◆ **Stated goal**:
Copy out the span of rows that begins at the line containing "promo-thumbnail <box>17 79 82 145</box>" and ends at the line containing "nav-item-men[interactable]: Men <box>250", both endpoint lines included, reproducing each line verbatim.

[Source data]
══════════
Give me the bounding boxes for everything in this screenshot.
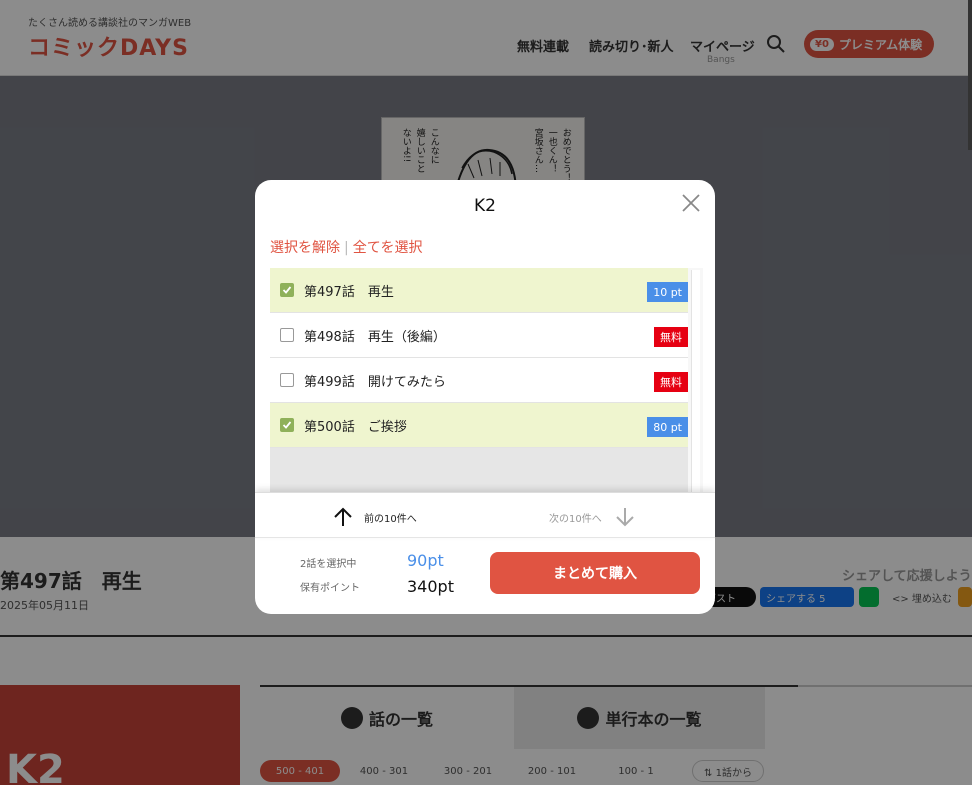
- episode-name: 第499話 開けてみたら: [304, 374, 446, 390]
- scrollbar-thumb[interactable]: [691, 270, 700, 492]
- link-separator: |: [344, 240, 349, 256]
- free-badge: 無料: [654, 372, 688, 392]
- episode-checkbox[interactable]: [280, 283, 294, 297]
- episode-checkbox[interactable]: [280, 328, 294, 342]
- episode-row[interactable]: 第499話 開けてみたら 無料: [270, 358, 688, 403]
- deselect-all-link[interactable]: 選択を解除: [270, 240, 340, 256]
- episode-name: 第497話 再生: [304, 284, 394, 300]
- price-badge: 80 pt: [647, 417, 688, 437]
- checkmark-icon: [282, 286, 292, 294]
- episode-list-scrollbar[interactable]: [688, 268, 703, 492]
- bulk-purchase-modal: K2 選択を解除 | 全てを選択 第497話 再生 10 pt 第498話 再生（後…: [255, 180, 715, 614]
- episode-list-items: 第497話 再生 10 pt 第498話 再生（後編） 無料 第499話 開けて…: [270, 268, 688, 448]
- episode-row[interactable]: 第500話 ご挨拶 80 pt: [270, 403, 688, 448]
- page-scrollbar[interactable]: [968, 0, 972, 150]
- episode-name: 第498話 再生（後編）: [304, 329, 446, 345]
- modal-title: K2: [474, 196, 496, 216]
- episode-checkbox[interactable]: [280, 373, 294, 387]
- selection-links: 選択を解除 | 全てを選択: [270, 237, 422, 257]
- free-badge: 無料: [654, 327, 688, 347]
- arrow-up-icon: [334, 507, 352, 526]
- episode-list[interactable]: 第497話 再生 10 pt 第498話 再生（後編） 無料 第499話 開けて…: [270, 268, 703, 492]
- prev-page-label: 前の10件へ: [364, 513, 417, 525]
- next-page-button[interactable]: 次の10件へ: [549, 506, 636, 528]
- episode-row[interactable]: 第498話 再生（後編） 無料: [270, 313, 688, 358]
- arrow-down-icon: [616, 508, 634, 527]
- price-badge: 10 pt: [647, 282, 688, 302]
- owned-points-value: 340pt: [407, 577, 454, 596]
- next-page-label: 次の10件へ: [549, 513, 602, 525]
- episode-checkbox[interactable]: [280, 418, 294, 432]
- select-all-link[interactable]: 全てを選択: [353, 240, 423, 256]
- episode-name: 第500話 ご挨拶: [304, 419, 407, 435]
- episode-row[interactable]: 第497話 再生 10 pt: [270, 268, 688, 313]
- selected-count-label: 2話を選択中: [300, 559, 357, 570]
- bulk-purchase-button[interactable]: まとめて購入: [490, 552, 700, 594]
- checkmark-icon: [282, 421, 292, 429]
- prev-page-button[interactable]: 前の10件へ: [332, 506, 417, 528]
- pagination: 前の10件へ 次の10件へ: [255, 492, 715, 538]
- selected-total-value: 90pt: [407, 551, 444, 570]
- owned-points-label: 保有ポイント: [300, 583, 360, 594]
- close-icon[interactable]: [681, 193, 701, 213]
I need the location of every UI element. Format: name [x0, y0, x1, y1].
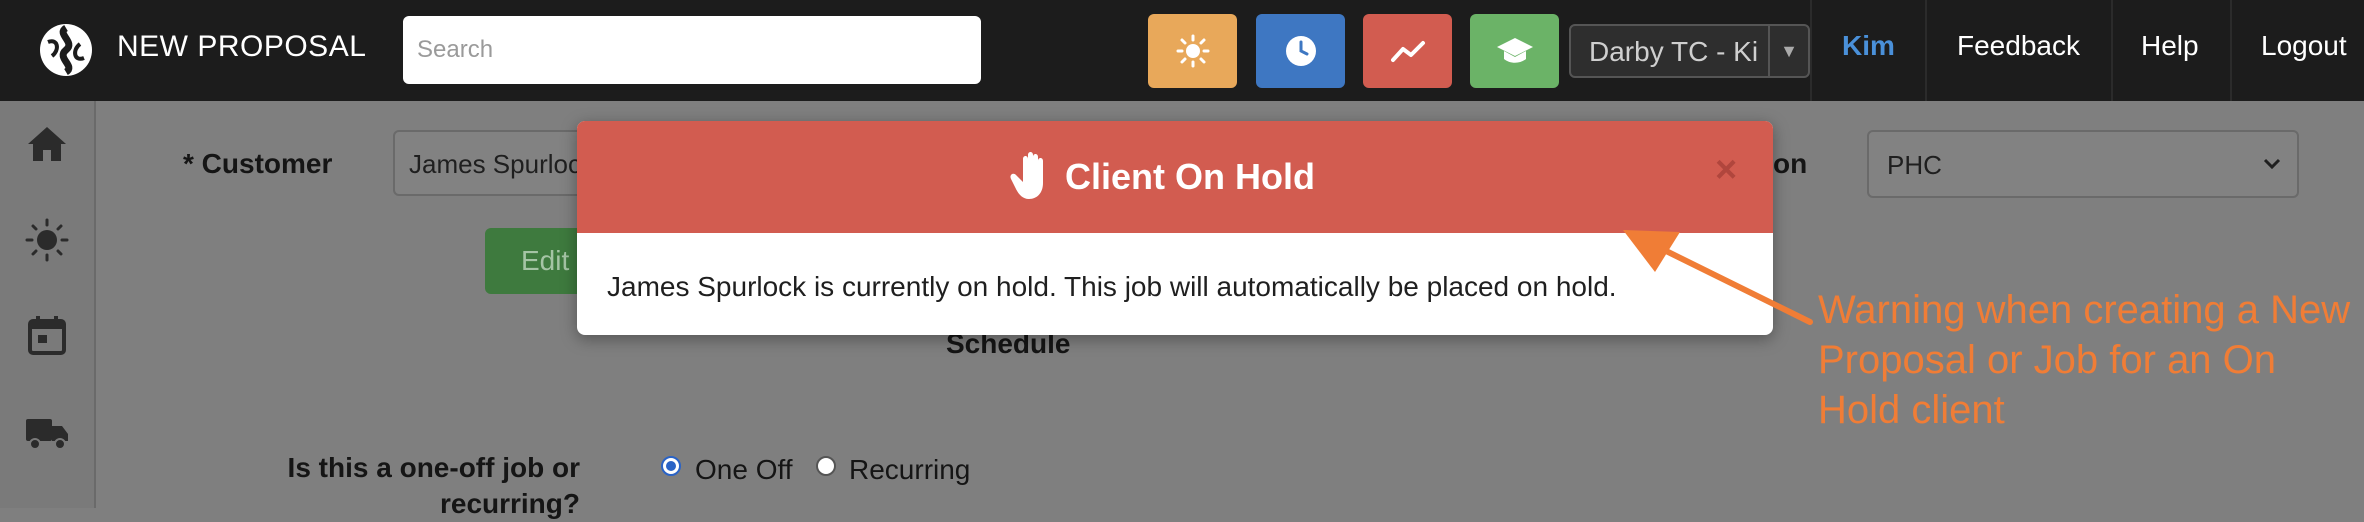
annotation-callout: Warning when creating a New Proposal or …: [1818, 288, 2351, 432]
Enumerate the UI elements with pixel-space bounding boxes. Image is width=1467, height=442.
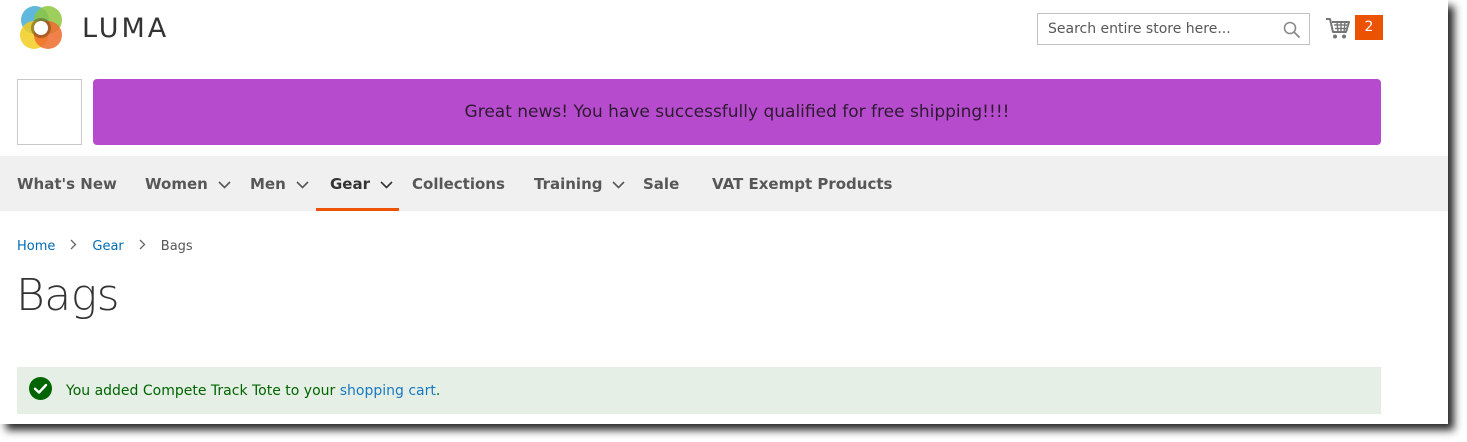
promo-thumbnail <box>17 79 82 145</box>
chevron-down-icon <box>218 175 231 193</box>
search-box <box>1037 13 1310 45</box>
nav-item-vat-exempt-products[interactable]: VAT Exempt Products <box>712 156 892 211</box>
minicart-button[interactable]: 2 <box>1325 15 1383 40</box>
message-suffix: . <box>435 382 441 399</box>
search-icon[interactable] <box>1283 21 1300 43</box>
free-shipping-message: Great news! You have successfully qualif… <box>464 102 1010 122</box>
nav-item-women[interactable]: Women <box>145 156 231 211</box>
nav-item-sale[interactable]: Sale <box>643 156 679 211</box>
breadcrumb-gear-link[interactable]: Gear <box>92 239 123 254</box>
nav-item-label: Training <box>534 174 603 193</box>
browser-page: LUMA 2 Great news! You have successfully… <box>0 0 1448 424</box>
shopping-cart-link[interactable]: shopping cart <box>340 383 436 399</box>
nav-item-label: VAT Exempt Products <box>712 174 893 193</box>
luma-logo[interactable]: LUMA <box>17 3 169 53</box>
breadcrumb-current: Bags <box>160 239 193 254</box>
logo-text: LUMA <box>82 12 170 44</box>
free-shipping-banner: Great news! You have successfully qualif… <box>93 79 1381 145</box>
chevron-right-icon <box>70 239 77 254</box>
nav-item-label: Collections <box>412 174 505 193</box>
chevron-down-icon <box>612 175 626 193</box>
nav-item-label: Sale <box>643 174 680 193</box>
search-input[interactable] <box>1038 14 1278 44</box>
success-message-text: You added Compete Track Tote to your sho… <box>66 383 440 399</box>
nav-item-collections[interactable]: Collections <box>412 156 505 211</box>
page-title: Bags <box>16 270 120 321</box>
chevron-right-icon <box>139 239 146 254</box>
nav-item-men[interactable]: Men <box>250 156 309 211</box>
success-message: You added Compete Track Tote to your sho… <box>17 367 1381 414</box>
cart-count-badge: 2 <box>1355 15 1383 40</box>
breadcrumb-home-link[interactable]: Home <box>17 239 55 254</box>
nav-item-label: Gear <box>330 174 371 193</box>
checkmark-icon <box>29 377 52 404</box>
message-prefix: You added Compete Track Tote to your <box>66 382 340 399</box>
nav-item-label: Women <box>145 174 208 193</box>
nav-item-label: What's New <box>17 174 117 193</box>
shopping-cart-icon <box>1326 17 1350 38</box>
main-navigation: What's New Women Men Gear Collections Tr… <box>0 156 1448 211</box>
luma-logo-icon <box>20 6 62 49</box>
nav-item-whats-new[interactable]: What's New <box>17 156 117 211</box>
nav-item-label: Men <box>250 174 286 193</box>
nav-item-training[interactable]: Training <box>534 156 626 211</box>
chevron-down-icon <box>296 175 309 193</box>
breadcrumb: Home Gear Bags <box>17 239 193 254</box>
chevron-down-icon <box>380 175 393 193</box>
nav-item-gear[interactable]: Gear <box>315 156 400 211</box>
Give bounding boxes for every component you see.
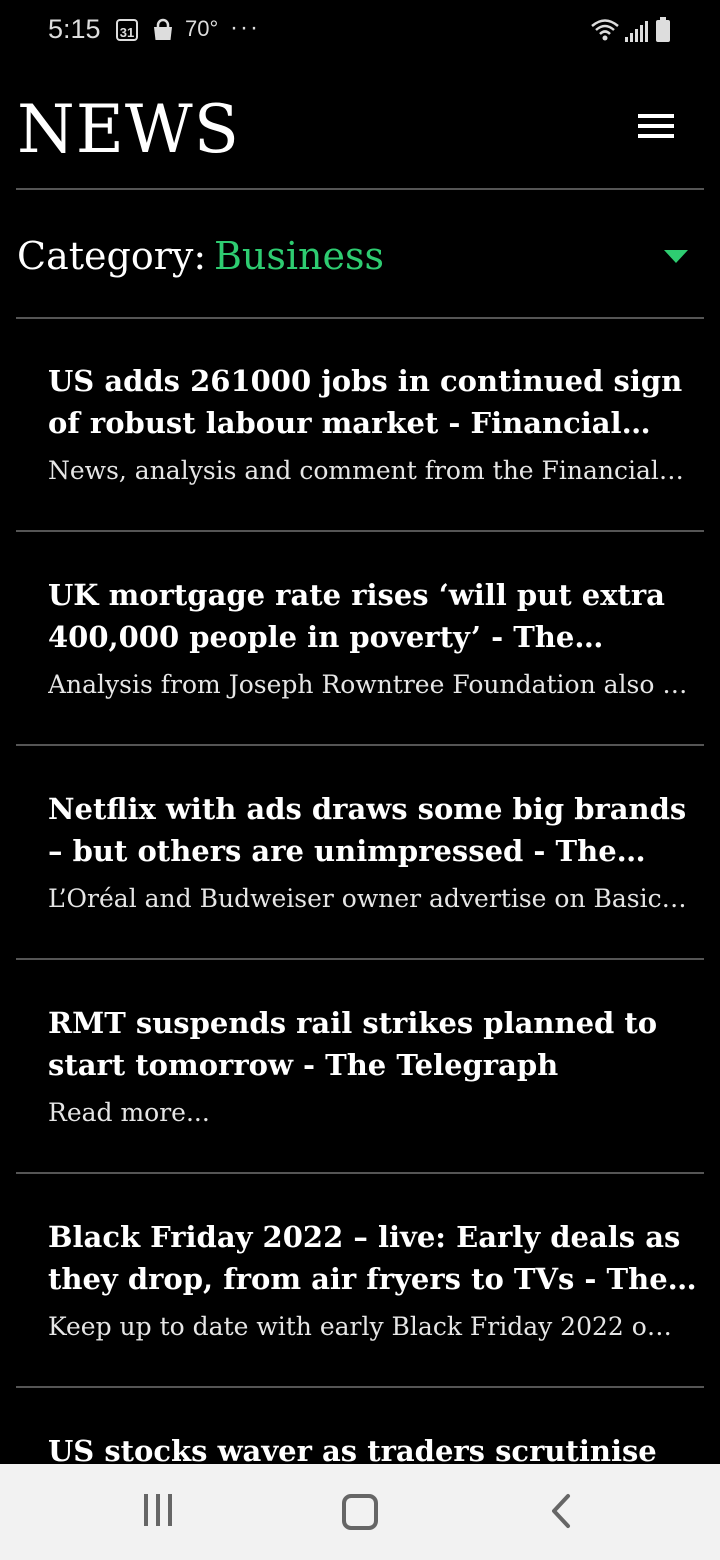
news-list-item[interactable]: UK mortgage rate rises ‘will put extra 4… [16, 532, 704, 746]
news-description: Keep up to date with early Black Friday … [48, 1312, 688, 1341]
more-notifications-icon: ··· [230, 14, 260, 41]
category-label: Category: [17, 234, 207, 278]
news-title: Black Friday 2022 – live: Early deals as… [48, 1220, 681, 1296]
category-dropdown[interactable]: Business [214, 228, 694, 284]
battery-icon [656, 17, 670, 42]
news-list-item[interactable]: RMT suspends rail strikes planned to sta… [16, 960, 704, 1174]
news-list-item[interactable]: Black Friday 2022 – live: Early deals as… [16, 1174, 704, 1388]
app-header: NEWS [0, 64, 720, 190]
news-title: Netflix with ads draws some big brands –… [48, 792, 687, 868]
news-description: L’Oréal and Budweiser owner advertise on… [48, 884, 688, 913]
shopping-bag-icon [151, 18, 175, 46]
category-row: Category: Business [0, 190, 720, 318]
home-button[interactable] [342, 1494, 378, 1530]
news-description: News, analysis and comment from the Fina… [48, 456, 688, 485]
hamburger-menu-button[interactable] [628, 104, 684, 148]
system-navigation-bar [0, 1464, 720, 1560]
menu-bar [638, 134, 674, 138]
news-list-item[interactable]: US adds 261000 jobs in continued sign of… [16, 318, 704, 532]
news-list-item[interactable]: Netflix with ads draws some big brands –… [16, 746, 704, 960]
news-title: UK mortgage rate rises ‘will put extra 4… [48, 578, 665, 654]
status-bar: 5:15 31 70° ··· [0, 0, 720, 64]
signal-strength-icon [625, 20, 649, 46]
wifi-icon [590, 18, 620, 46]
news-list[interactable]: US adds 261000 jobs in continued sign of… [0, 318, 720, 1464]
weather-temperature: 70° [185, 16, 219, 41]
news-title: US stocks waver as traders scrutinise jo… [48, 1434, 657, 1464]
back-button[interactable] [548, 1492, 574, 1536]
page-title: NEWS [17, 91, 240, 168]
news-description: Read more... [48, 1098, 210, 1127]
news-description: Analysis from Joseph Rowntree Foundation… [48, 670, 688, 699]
══════════
◆ **Result**:
promo-thumbnail <box>17 79 82 145</box>
chevron-down-icon <box>218 175 231 193</box>
search-box <box>1037 13 1310 45</box>
nav-item-vat-exempt-products[interactable]: VAT Exempt Products <box>712 156 892 211</box>
minicart-button[interactable]: 2 <box>1325 15 1383 40</box>
message-suffix: . <box>435 382 441 399</box>
search-icon[interactable] <box>1283 21 1300 43</box>
free-shipping-message: Great news! You have successfully qualif… <box>464 102 1010 122</box>
nav-item-women[interactable]: Women <box>145 156 231 211</box>
nav-item-sale[interactable]: Sale <box>643 156 679 211</box>
breadcrumb-gear-link[interactable]: Gear <box>92 239 123 254</box>
nav-item-label: Training <box>534 174 603 193</box>
browser-page: LUMA 2 Great news! You have successfully… <box>0 0 1448 424</box>
shopping-cart-link[interactable]: shopping cart <box>340 383 436 399</box>
nav-item-label: VAT Exempt Products <box>712 174 893 193</box>
luma-logo[interactable]: LUMA <box>17 3 169 53</box>
breadcrumb-current: Bags <box>160 239 193 254</box>
logo-text: LUMA <box>82 12 170 44</box>
free-shipping-banner: Great news! You have successfully qualif… <box>93 79 1381 145</box>
chevron-right-icon <box>70 239 77 254</box>
nav-item-label: Collections <box>412 174 505 193</box>
chevron-down-icon <box>612 175 626 193</box>
nav-item-label: Sale <box>643 174 680 193</box>
search-input[interactable] <box>1038 14 1278 44</box>
success-message-text: You added Compete Track Tote to your sho… <box>66 383 440 399</box>
nav-item-collections[interactable]: Collections <box>412 156 505 211</box>
page-title: Bags <box>16 270 120 321</box>
chevron-right-icon <box>139 239 146 254</box>
nav-item-men[interactable]: Men <box>250 156 309 211</box>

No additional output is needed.